Data excerpts:
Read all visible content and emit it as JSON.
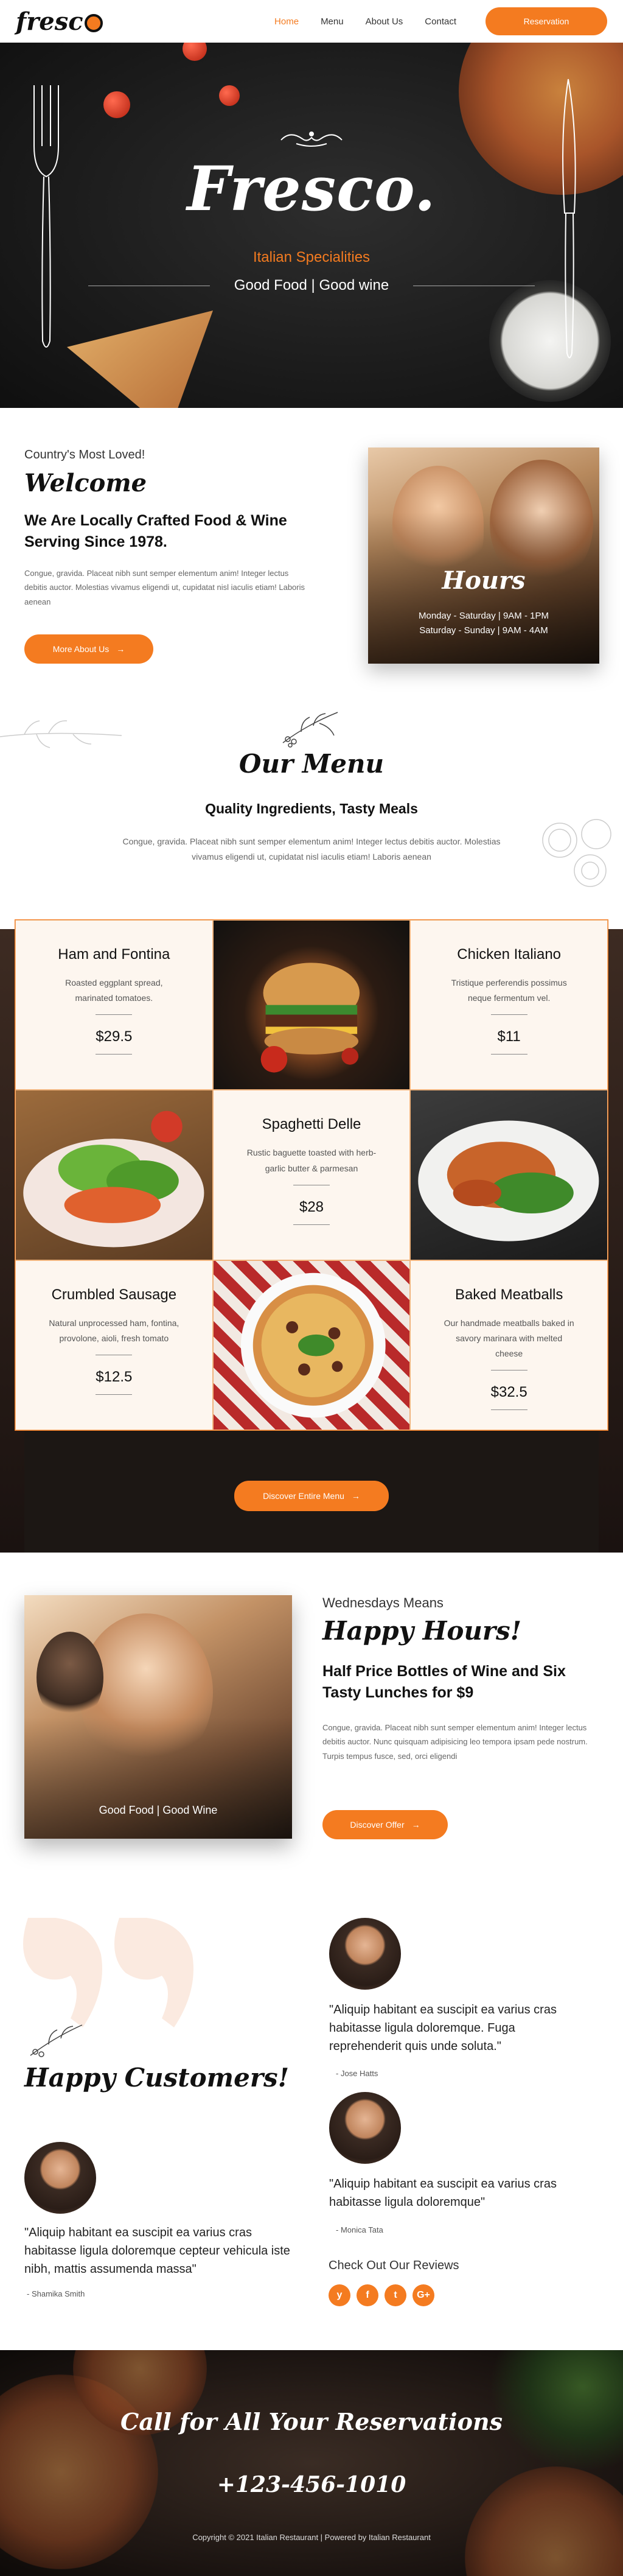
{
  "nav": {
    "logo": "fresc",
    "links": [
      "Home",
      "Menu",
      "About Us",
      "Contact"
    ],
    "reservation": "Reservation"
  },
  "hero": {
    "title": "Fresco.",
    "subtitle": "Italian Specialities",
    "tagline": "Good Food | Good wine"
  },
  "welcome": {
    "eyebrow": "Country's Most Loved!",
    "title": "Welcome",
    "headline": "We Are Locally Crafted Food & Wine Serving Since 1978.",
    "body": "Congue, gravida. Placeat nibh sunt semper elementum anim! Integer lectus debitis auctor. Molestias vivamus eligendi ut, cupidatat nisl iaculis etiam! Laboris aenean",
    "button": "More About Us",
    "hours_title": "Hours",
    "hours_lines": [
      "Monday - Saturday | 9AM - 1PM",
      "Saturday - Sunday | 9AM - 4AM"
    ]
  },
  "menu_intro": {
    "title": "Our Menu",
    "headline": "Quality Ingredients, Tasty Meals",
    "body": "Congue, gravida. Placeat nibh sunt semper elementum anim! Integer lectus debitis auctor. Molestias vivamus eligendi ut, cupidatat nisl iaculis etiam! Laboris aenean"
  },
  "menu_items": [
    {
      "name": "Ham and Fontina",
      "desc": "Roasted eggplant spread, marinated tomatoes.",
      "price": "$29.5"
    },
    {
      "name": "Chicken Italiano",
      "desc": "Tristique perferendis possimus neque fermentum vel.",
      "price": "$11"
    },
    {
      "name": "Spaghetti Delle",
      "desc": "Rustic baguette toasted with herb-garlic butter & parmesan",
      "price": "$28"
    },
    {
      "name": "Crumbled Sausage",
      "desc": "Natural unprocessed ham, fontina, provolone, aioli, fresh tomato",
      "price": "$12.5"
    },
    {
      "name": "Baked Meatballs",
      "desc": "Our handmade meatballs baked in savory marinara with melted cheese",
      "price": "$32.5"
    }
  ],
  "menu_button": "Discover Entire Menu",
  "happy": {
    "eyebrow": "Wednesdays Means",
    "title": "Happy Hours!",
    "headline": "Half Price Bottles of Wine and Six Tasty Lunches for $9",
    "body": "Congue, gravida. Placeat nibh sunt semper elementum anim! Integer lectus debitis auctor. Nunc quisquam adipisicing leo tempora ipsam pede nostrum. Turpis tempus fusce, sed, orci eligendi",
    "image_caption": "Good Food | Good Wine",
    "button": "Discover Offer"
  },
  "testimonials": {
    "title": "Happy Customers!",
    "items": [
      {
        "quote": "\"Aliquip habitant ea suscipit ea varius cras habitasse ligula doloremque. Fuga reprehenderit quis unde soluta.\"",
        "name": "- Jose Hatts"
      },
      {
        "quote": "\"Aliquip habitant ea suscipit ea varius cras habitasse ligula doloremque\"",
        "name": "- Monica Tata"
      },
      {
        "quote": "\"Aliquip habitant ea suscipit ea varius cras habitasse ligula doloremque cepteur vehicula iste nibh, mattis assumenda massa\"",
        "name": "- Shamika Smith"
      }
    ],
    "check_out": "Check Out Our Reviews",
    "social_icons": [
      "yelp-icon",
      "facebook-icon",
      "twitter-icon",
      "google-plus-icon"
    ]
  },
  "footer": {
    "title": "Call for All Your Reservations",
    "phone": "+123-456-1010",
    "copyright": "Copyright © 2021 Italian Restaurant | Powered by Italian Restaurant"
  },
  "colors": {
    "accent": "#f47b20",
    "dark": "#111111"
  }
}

WHAT TO PRODUCE: Copy the material exactly. Do not include the pictures.

EXERCISE SOLUTION:
Read all visible content and emit it as JSON.
{
  "nav": {
    "logo": "fresc",
    "links": [
      "Home",
      "Menu",
      "About Us",
      "Contact"
    ],
    "reservation": "Reservation"
  },
  "hero": {
    "title": "Fresco.",
    "subtitle": "Italian Specialities",
    "tagline": "Good Food | Good wine"
  },
  "welcome": {
    "eyebrow": "Country's Most Loved!",
    "title": "Welcome",
    "headline": "We Are Locally Crafted Food & Wine Serving Since 1978.",
    "body": "Congue, gravida. Placeat nibh sunt semper elementum anim! Integer lectus debitis auctor. Molestias vivamus eligendi ut, cupidatat nisl iaculis etiam! Laboris aenean",
    "button": "More About Us",
    "hours_title": "Hours",
    "hours_lines": [
      "Monday - Saturday | 9AM - 1PM",
      "Saturday - Sunday | 9AM - 4AM"
    ]
  },
  "menu_intro": {
    "title": "Our Menu",
    "headline": "Quality Ingredients, Tasty Meals",
    "body": "Congue, gravida. Placeat nibh sunt semper elementum anim! Integer lectus debitis auctor. Molestias vivamus eligendi ut, cupidatat nisl iaculis etiam! Laboris aenean"
  },
  "menu_items": [
    {
      "name": "Ham and Fontina",
      "desc": "Roasted eggplant spread, marinated tomatoes.",
      "price": "$29.5"
    },
    {
      "name": "Chicken Italiano",
      "desc": "Tristique perferendis possimus neque fermentum vel.",
      "price": "$11"
    },
    {
      "name": "Spaghetti Delle",
      "desc": "Rustic baguette toasted with herb-garlic butter & parmesan",
      "price": "$28"
    },
    {
      "name": "Crumbled Sausage",
      "desc": "Natural unprocessed ham, fontina, provolone, aioli, fresh tomato",
      "price": "$12.5"
    },
    {
      "name": "Baked Meatballs",
      "desc": "Our handmade meatballs baked in savory marinara with melted cheese",
      "price": "$32.5"
    }
  ],
  "menu_button": "Discover Entire Menu",
  "happy": {
    "eyebrow": "Wednesdays Means",
    "title": "Happy Hours!",
    "headline": "Half Price Bottles of Wine and Six Tasty Lunches for $9",
    "body": "Congue, gravida. Placeat nibh sunt semper elementum anim! Integer lectus debitis auctor. Nunc quisquam adipisicing leo tempora ipsam pede nostrum. Turpis tempus fusce, sed, orci eligendi",
    "image_caption": "Good Food | Good Wine",
    "button": "Discover Offer"
  },
  "testimonials": {
    "title": "Happy Customers!",
    "items": [
      {
        "quote": "\"Aliquip habitant ea suscipit ea varius cras habitasse ligula doloremque. Fuga reprehenderit quis unde soluta.\"",
        "name": "- Jose Hatts"
      },
      {
        "quote": "\"Aliquip habitant ea suscipit ea varius cras habitasse ligula doloremque\"",
        "name": "- Monica Tata"
      },
      {
        "quote": "\"Aliquip habitant ea suscipit ea varius cras habitasse ligula doloremque cepteur vehicula iste nibh, mattis assumenda massa\"",
        "name": "- Shamika Smith"
      }
    ],
    "check_out": "Check Out Our Reviews",
    "social_icons": [
      "yelp-icon",
      "facebook-icon",
      "twitter-icon",
      "google-plus-icon"
    ]
  },
  "footer": {
    "title": "Call for All Your Reservations",
    "phone": "+123-456-1010",
    "copyright": "Copyright © 2021 Italian Restaurant | Powered by Italian Restaurant"
  },
  "colors": {
    "accent": "#f47b20",
    "dark": "#111111"
  }
}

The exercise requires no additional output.